• _JOB_:
Work out how many lines of the listing hold the string "factor", then answer with that number and nothing else.

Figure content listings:

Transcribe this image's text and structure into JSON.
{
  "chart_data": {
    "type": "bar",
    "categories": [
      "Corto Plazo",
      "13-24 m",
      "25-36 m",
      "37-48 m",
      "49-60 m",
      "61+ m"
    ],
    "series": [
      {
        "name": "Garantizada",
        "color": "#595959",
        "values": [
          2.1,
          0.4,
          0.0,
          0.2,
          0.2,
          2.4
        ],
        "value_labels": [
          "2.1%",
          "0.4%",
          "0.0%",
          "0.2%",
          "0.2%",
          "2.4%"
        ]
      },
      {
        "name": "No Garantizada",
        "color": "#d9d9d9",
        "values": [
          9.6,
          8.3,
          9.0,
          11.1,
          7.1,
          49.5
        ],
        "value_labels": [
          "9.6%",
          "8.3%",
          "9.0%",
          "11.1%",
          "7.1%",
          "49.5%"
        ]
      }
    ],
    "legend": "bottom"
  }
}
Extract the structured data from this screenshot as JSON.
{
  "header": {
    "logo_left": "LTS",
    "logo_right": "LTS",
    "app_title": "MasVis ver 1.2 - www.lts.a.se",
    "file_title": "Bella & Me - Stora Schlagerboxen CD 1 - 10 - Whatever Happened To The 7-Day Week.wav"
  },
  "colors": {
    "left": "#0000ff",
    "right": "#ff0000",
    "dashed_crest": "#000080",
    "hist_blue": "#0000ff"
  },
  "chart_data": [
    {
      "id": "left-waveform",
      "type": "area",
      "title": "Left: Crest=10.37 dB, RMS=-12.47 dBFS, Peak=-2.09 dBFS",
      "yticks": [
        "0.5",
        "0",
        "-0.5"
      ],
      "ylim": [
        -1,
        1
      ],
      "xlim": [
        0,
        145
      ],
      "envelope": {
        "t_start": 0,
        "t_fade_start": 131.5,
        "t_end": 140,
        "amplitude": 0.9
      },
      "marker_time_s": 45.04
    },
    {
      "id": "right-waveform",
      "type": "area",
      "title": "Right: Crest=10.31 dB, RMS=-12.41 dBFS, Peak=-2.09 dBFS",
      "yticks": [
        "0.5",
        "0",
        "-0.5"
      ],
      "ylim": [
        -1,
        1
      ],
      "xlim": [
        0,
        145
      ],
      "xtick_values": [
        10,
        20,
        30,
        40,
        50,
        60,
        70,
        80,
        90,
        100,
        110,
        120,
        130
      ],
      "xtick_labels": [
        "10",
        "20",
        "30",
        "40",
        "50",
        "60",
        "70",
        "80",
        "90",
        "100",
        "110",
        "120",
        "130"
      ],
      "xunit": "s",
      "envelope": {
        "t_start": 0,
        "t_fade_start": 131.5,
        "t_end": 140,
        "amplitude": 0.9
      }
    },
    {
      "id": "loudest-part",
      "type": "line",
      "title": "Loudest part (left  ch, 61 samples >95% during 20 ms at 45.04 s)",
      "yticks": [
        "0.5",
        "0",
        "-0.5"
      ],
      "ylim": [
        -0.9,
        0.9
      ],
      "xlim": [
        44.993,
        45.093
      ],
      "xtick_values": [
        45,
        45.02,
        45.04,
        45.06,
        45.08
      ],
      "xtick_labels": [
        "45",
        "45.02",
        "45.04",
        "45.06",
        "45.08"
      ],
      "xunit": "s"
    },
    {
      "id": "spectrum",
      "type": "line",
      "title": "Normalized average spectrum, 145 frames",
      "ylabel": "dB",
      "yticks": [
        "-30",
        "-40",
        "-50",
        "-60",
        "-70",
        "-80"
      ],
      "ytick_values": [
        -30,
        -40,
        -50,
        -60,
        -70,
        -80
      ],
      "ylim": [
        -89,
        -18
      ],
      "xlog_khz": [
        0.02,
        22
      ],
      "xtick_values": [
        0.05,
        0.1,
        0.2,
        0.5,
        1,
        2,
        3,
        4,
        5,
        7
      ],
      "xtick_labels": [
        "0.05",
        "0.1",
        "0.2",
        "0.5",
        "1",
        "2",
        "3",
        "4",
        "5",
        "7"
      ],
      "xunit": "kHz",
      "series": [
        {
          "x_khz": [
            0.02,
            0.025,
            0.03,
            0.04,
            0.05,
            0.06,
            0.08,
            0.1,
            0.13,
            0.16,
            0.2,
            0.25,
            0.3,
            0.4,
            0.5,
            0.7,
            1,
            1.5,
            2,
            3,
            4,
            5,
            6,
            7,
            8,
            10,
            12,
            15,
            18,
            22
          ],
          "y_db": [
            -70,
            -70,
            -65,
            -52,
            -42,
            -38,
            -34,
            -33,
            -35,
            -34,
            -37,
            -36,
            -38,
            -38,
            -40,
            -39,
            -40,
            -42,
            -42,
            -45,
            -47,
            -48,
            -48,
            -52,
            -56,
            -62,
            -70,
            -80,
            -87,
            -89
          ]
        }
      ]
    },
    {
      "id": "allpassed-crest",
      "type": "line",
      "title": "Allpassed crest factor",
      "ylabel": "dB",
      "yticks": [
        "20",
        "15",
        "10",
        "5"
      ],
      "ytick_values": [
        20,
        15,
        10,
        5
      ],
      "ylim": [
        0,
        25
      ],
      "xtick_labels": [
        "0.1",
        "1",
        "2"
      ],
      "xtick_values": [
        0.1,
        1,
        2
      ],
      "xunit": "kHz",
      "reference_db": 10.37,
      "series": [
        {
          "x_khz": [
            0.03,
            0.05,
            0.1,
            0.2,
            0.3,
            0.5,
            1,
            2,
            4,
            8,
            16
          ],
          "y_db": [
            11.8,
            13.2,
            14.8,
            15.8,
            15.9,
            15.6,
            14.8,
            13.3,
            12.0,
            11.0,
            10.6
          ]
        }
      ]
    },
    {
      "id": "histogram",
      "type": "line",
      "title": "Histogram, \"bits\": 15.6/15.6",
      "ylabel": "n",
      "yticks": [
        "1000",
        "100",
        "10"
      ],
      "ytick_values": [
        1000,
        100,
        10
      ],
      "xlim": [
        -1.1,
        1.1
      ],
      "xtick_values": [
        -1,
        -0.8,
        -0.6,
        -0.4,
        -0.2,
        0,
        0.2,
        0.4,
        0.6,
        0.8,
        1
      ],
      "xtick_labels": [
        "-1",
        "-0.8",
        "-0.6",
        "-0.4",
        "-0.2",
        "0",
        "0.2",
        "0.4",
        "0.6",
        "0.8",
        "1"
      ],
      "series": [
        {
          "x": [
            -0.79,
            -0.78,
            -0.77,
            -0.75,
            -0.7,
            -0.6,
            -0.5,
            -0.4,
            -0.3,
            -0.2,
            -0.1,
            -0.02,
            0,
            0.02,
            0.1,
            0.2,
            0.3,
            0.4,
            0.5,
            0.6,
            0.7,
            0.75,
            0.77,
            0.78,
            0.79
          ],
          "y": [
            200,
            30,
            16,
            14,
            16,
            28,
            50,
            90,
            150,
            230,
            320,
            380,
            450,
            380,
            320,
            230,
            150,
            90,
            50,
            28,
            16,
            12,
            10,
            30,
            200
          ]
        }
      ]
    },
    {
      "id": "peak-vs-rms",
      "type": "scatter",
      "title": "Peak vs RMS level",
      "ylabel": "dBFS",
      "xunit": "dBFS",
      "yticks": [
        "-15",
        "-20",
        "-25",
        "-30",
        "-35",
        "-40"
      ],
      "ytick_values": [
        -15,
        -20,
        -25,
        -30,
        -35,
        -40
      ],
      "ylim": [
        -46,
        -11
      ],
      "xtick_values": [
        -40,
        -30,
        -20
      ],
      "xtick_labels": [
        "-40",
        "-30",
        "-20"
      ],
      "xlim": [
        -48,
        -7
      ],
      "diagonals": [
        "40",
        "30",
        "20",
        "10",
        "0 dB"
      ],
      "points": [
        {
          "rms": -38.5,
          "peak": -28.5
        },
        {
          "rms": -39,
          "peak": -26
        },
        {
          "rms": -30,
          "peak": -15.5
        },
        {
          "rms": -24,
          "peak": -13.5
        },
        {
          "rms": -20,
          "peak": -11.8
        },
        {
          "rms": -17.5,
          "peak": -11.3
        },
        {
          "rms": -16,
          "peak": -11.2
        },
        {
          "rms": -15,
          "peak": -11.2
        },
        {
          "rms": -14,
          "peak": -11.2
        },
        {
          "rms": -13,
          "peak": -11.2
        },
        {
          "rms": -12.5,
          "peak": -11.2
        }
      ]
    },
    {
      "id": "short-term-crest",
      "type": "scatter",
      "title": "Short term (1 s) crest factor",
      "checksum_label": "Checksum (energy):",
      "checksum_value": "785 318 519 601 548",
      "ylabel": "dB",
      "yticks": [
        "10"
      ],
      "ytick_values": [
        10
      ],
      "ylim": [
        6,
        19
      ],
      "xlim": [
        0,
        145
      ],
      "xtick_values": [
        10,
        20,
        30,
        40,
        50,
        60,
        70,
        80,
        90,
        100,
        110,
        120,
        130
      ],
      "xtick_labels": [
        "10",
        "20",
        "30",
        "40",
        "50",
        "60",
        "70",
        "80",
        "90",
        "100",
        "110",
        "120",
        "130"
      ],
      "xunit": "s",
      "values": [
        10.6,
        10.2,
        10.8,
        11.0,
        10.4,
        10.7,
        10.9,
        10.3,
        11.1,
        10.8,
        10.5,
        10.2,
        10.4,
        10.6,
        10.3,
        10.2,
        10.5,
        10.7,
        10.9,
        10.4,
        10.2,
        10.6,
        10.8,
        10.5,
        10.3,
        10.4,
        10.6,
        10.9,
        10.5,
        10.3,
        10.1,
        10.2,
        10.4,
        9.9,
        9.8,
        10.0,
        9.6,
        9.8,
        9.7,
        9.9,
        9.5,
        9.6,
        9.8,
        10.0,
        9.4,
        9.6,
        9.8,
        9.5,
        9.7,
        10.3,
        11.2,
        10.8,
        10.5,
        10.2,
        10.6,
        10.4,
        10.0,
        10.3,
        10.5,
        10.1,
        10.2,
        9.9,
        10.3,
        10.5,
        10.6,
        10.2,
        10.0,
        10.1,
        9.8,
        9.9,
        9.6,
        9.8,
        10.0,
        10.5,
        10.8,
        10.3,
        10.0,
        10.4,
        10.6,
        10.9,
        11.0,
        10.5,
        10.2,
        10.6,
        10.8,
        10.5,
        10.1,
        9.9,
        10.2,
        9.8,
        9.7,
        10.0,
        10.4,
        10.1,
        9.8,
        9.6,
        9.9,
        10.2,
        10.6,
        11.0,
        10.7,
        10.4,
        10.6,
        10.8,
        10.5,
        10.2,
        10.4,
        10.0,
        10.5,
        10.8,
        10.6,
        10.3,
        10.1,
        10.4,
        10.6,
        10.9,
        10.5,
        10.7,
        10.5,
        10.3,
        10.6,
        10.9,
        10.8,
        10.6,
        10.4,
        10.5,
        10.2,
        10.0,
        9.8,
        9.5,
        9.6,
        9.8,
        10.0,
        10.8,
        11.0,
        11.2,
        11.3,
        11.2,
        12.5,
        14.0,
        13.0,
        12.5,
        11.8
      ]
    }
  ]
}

• _RESPONSE TO THIS EXERCISE_:
2